■ TEXT SEGMENT:

=======

Anyone besides us recently dump VMWare for Ghost?  Since Ghost 2003 supports storing images on plain-vanilla servers and NTFS partitions (which Ghost 2002 did not) we pretty much quit using VMWare for our testing.

Advantages:

Not running in any sort of emulated environment - 100% native hardware.

Disadvantages:

The 5 or so minutes it takes to Ghost an image over to the target machine.

Any comments?

Mitch & Murray (from downtown)
Monday, February 03, 2003

That sounds like a pretty big disadvantage. I can test four or five configurations with VMWare in the time it takes you to create one image.

Joel Spolsky
Monday, February 03, 2003

Yes, but you are doing it in an emulated hardware environment ...

Mitch & Murray (from downtown)
Monday, February 03, 2003

5 min to lay down a new Ghost image? Seems like it takes longer than that to me, but maybe the images you're using are quite small.

=======

■ REQUIRED TASK A: Reproduce the forum thread about dropping VMWare for Ghost word for word.

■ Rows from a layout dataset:

=======

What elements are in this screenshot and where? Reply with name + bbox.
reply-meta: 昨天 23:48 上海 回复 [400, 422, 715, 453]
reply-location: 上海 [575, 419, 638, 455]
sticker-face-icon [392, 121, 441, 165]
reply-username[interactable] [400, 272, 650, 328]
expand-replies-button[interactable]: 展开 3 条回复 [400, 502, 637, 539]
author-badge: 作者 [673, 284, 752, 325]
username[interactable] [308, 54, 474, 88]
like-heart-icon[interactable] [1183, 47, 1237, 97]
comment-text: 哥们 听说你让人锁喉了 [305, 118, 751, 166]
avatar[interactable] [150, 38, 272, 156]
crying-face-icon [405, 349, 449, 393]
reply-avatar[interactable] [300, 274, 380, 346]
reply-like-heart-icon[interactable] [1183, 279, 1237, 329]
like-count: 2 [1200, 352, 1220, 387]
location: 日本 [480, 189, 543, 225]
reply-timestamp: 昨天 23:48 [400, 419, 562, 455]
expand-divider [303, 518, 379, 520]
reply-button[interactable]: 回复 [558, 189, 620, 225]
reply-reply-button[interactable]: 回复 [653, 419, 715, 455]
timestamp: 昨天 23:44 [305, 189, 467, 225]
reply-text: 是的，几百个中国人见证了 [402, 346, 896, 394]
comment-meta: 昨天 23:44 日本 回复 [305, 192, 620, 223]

=======

■ REQUIRED TASK B: Please render every line of the records above as a Markdown table with the columns No. and Line, numbering the rows and leaving out blank lines.

■ FINAL RESULT A:
Anyone besides us recently dump VMWare for Ghost?  Since Ghost 2003 supports storing images on plain-vanilla servers and NTFS partitions (which Ghost 2002 did not) we pretty much quit using VMWare for our testing.

Advantages:

Not running in any sort of emulated environment - 100% native hardware.

Disadvantages:

The 5 or so minutes it takes to Ghost an image over to the target machine.

Any comments?

Mitch & Murray (from downtown)
Monday, February 03, 2003

That sounds like a pretty big disadvantage. I can test four or five configurations with VMWare in the time it takes you to create one image.

Joel Spolsky
Monday, February 03, 2003

Yes, but you are doing it in an emulated hardware environment ...

Mitch & Murray (from downtown)
Monday, February 03, 2003

5 min to lay down a new Ghost image? Seems like it takes longer than that to me, but maybe the images you're using are quite small.

■ FINAL RESULT B:
| No. | Line |
|---|---|
| 1 | What elements are in this screenshot and where? Reply with name + bbox. |
| 2 | reply-meta: 昨天 23:48 上海 回复 [400, 422, 715, 453] |
| 3 | reply-location: 上海 [575, 419, 638, 455] |
| 4 | sticker-face-icon [392, 121, 441, 165] |
| 5 | reply-username[interactable] [400, 272, 650, 328] |
| 6 | expand-replies-button[interactable]: 展开 3 条回复 [400, 502, 637, 539] |
| 7 | author-badge: 作者 [673, 284, 752, 325] |
| 8 | username[interactable] [308, 54, 474, 88] |
| 9 | like-heart-icon[interactable] [1183, 47, 1237, 97] |
| 10 | comment-text: 哥们 听说你让人锁喉了 [305, 118, 751, 166] |
| 11 | avatar[interactable] [150, 38, 272, 156] |
| 12 | crying-face-icon [405, 349, 449, 393] |
| 13 | reply-avatar[interactable] [300, 274, 380, 346] |
| 14 | reply-like-heart-icon[interactable] [1183, 279, 1237, 329] |
| 15 | like-count: 2 [1200, 352, 1220, 387] |
| 16 | location: 日本 [480, 189, 543, 225] |
| 17 | reply-timestamp: 昨天 23:48 [400, 419, 562, 455] |
| 18 | expand-divider [303, 518, 379, 520] |
| 19 | reply-button[interactable]: 回复 [558, 189, 620, 225] |
| 20 | reply-reply-button[interactable]: 回复 [653, 419, 715, 455] |
| 21 | timestamp: 昨天 23:44 [305, 189, 467, 225] |
| 22 | reply-text: 是的，几百个中国人见证了 [402, 346, 896, 394] |
| 23 | comment-meta: 昨天 23:44 日本 回复 [305, 192, 620, 223] |